▶ **GOAL**:
Return the full material exactly.
* Begin *
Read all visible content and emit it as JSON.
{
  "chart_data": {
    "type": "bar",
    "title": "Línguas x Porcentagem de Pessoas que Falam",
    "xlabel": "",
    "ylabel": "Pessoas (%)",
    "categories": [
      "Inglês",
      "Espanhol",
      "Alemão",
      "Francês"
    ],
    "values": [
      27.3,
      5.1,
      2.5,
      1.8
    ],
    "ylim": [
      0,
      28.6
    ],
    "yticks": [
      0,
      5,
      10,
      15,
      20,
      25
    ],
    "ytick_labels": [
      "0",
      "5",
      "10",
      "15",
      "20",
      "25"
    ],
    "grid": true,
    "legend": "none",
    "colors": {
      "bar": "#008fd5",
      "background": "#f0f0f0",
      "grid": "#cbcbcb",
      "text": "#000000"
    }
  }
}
* End *
▶ **OUTPUT FOR THIS TASK**:
Read all visible content and emit it as JSON.
{
  "chart_data": {
    "type": "bar",
    "title": "Línguas x Porcentagem de Pessoas que Falam",
    "xlabel": "",
    "ylabel": "Pessoas (%)",
    "categories": [
      "Inglês",
      "Espanhol",
      "Alemão",
      "Francês"
    ],
    "values": [
      27.3,
      5.1,
      2.5,
      1.8
    ],
    "ylim": [
      0,
      28.6
    ],
    "yticks": [
      0,
      5,
      10,
      15,
      20,
      25
    ],
    "ytick_labels": [
      "0",
      "5",
      "10",
      "15",
      "20",
      "25"
    ],
    "grid": true,
    "legend": "none",
    "colors": {
      "bar": "#008fd5",
      "background": "#f0f0f0",
      "grid": "#cbcbcb",
      "text": "#000000"
    }
  }
}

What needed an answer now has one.